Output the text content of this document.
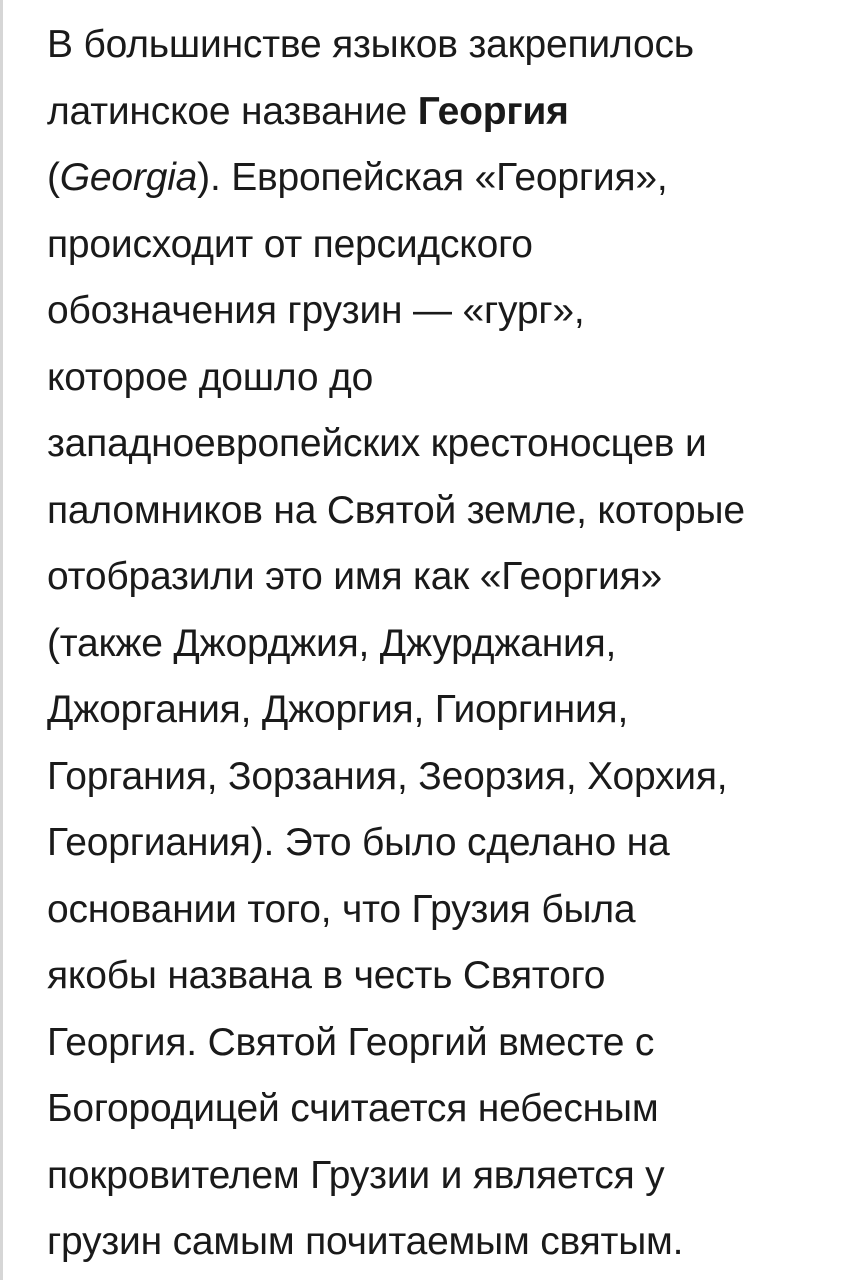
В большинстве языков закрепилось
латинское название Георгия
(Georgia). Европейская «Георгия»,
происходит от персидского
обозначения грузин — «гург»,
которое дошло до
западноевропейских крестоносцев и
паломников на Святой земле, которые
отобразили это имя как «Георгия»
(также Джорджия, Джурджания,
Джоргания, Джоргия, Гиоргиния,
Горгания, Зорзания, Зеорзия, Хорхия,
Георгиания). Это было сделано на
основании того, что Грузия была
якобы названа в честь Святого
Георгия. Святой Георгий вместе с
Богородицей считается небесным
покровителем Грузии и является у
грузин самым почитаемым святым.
.....
Without including any picture, retype the entries exactly.

Output the text content of this document.
В большинстве языков закрепилось
латинское название Георгия
(Georgia). Европейская «Георгия»,
происходит от персидского
обозначения грузин — «гург»,
которое дошло до
западноевропейских крестоносцев и
паломников на Святой земле, которые
отобразили это имя как «Георгия»
(также Джорджия, Джурджания,
Джоргания, Джоргия, Гиоргиния,
Горгания, Зорзания, Зеорзия, Хорхия,
Георгиания). Это было сделано на
основании того, что Грузия была
якобы названа в честь Святого
Георгия. Святой Георгий вместе с
Богородицей считается небесным
покровителем Грузии и является у
грузин самым почитаемым святым.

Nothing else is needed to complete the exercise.